:: Instructions to follow ::
Can the data below be echoed back word for word?

--- BEGIN Task data ---

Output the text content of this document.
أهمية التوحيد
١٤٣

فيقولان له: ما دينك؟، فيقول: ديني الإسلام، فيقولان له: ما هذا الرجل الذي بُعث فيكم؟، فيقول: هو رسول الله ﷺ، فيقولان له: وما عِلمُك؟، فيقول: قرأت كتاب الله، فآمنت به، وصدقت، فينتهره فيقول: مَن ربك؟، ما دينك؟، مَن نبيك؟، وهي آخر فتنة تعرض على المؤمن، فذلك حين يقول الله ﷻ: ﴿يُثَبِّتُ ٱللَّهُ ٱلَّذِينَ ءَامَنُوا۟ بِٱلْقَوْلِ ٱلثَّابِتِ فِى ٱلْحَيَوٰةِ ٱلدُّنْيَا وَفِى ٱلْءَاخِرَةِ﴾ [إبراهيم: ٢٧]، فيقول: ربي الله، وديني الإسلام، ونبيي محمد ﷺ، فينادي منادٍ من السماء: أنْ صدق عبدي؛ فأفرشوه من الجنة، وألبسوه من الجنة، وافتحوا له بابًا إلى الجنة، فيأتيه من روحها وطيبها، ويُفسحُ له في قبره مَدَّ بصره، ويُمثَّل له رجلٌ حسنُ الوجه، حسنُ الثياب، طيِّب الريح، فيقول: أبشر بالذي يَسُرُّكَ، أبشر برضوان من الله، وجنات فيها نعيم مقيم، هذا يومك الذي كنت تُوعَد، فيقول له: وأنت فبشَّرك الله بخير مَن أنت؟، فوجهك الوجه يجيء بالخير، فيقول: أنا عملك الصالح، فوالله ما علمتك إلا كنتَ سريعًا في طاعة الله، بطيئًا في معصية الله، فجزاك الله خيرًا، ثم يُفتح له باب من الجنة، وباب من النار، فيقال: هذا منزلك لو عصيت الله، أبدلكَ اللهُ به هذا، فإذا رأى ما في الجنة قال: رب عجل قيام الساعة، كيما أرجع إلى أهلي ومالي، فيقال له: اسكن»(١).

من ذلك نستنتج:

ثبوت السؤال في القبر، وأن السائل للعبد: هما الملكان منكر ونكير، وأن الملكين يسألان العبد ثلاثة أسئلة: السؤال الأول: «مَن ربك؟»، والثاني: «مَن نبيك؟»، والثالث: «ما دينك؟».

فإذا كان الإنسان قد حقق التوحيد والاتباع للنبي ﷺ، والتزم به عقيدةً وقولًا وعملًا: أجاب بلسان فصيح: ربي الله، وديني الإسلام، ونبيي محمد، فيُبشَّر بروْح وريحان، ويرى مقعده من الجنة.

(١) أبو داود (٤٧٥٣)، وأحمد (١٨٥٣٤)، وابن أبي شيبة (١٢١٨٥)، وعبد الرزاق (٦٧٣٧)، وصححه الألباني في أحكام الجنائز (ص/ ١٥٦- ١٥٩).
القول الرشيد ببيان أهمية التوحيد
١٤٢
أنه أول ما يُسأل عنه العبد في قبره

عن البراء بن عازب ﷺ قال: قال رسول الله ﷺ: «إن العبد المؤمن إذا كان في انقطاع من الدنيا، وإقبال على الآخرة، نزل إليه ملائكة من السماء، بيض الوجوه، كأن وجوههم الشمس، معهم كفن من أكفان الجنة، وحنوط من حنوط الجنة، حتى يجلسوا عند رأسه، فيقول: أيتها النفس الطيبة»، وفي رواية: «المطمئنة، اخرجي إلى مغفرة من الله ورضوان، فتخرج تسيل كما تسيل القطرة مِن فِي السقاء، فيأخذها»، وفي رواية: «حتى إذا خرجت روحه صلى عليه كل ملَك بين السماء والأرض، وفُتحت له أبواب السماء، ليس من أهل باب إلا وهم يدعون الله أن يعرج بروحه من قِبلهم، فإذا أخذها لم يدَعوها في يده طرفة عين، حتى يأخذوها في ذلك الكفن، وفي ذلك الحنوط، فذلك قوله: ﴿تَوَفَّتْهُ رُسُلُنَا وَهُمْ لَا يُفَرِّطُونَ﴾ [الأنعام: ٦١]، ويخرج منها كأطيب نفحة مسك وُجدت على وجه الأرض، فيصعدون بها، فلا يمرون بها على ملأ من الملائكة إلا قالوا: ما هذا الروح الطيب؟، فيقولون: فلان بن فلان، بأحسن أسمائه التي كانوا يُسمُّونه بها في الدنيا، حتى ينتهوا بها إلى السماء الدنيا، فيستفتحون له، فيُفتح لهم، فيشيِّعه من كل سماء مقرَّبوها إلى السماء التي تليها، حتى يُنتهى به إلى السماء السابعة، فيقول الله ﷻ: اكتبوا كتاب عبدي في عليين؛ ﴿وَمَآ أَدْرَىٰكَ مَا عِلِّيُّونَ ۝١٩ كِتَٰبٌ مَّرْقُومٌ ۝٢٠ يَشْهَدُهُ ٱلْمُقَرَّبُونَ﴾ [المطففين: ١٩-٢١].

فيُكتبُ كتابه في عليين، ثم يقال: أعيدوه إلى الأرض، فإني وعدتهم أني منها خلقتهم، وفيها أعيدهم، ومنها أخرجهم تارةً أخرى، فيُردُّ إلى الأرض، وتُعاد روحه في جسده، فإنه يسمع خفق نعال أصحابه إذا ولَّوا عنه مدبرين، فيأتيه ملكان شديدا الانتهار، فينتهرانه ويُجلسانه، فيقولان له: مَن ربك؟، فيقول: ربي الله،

--- END Task data ---

:: Task response ::
Output the text content of this document.
أهمية التوحيد
١٤٣

فيقولان له: ما دينك؟، فيقول: ديني الإسلام، فيقولان له: ما هذا الرجل الذي بُعث فيكم؟، فيقول: هو رسول الله ﷺ، فيقولان له: وما عِلمُك؟، فيقول: قرأت كتاب الله، فآمنت به، وصدقت، فينتهره فيقول: مَن ربك؟، ما دينك؟، مَن نبيك؟، وهي آخر فتنة تعرض على المؤمن، فذلك حين يقول الله ﷻ: ﴿يُثَبِّتُ ٱللَّهُ ٱلَّذِينَ ءَامَنُوا۟ بِٱلْقَوْلِ ٱلثَّابِتِ فِى ٱلْحَيَوٰةِ ٱلدُّنْيَا وَفِى ٱلْءَاخِرَةِ﴾ [إبراهيم: ٢٧]، فيقول: ربي الله، وديني الإسلام، ونبيي محمد ﷺ، فينادي منادٍ من السماء: أنْ صدق عبدي؛ فأفرشوه من الجنة، وألبسوه من الجنة، وافتحوا له بابًا إلى الجنة، فيأتيه من روحها وطيبها، ويُفسحُ له في قبره مَدَّ بصره، ويُمثَّل له رجلٌ حسنُ الوجه، حسنُ الثياب، طيِّب الريح، فيقول: أبشر بالذي يَسُرُّكَ، أبشر برضوان من الله، وجنات فيها نعيم مقيم، هذا يومك الذي كنت تُوعَد، فيقول له: وأنت فبشَّرك الله بخير مَن أنت؟، فوجهك الوجه يجيء بالخير، فيقول: أنا عملك الصالح، فوالله ما علمتك إلا كنتَ سريعًا في طاعة الله، بطيئًا في معصية الله، فجزاك الله خيرًا، ثم يُفتح له باب من الجنة، وباب من النار، فيقال: هذا منزلك لو عصيت الله، أبدلكَ اللهُ به هذا، فإذا رأى ما في الجنة قال: رب عجل قيام الساعة، كيما أرجع إلى أهلي ومالي، فيقال له: اسكن»(١).

من ذلك نستنتج:

ثبوت السؤال في القبر، وأن السائل للعبد: هما الملكان منكر ونكير، وأن الملكين يسألان العبد ثلاثة أسئلة: السؤال الأول: «مَن ربك؟»، والثاني: «مَن نبيك؟»، والثالث: «ما دينك؟».

فإذا كان الإنسان قد حقق التوحيد والاتباع للنبي ﷺ، والتزم به عقيدةً وقولًا وعملًا: أجاب بلسان فصيح: ربي الله، وديني الإسلام، ونبيي محمد، فيُبشَّر بروْح وريحان، ويرى مقعده من الجنة.

(١) أبو داود (٤٧٥٣)، وأحمد (١٨٥٣٤)، وابن أبي شيبة (١٢١٨٥)، وعبد الرزاق (٦٧٣٧)، وصححه الألباني في أحكام الجنائز (ص/ ١٥٦- ١٥٩).
القول الرشيد ببيان أهمية التوحيد
١٤٢
أنه أول ما يُسأل عنه العبد في قبره

عن البراء بن عازب ﷺ قال: قال رسول الله ﷺ: «إن العبد المؤمن إذا كان في انقطاع من الدنيا، وإقبال على الآخرة، نزل إليه ملائكة من السماء، بيض الوجوه، كأن وجوههم الشمس، معهم كفن من أكفان الجنة، وحنوط من حنوط الجنة، حتى يجلسوا عند رأسه، فيقول: أيتها النفس الطيبة»، وفي رواية: «المطمئنة، اخرجي إلى مغفرة من الله ورضوان، فتخرج تسيل كما تسيل القطرة مِن فِي السقاء، فيأخذها»، وفي رواية: «حتى إذا خرجت روحه صلى عليه كل ملَك بين السماء والأرض، وفُتحت له أبواب السماء، ليس من أهل باب إلا وهم يدعون الله أن يعرج بروحه من قِبلهم، فإذا أخذها لم يدَعوها في يده طرفة عين، حتى يأخذوها في ذلك الكفن، وفي ذلك الحنوط، فذلك قوله: ﴿تَوَفَّتْهُ رُسُلُنَا وَهُمْ لَا يُفَرِّطُونَ﴾ [الأنعام: ٦١]، ويخرج منها كأطيب نفحة مسك وُجدت على وجه الأرض، فيصعدون بها، فلا يمرون بها على ملأ من الملائكة إلا قالوا: ما هذا الروح الطيب؟، فيقولون: فلان بن فلان، بأحسن أسمائه التي كانوا يُسمُّونه بها في الدنيا، حتى ينتهوا بها إلى السماء الدنيا، فيستفتحون له، فيُفتح لهم، فيشيِّعه من كل سماء مقرَّبوها إلى السماء التي تليها، حتى يُنتهى به إلى السماء السابعة، فيقول الله ﷻ: اكتبوا كتاب عبدي في عليين؛ ﴿وَمَآ أَدْرَىٰكَ مَا عِلِّيُّونَ ۝١٩ كِتَٰبٌ مَّرْقُومٌ ۝٢٠ يَشْهَدُهُ ٱلْمُقَرَّبُونَ﴾ [المطففين: ١٩-٢١].

فيُكتبُ كتابه في عليين، ثم يقال: أعيدوه إلى الأرض، فإني وعدتهم أني منها خلقتهم، وفيها أعيدهم، ومنها أخرجهم تارةً أخرى، فيُردُّ إلى الأرض، وتُعاد روحه في جسده، فإنه يسمع خفق نعال أصحابه إذا ولَّوا عنه مدبرين، فيأتيه ملكان شديدا الانتهار، فينتهرانه ويُجلسانه، فيقولان له: مَن ربك؟، فيقول: ربي الله،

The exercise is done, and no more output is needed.